Stored entries
◇ ◇ ◇ ◇ ◇ ◇ ◇
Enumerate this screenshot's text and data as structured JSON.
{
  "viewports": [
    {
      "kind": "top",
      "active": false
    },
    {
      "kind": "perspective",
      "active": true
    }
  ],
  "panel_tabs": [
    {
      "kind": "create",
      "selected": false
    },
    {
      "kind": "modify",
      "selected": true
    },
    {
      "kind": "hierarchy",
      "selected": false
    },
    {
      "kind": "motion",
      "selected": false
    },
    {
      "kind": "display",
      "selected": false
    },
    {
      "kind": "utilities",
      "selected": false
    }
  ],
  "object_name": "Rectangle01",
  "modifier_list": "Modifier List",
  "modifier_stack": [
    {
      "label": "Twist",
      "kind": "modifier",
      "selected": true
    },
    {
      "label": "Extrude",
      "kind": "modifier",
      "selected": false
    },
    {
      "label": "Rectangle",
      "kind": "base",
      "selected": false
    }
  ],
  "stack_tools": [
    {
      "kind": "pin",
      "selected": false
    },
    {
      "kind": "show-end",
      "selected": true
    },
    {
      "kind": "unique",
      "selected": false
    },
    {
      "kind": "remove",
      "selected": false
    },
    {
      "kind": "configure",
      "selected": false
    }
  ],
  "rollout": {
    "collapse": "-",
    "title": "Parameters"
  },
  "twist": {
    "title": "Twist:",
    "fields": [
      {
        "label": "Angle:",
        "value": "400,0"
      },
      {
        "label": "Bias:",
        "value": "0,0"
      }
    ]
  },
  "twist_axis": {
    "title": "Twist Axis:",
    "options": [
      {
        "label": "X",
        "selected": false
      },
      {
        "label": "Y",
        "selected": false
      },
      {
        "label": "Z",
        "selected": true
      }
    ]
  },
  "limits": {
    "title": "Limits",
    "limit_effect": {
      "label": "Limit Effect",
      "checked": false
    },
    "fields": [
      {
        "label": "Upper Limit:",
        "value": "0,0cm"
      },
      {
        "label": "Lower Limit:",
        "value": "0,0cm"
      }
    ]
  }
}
◇ ◇ ◇ ◇ ◇ ◇ ◇
Job:
Determine how many lines in the listing above hold the string "label", then write only the number.

Result for this task:
11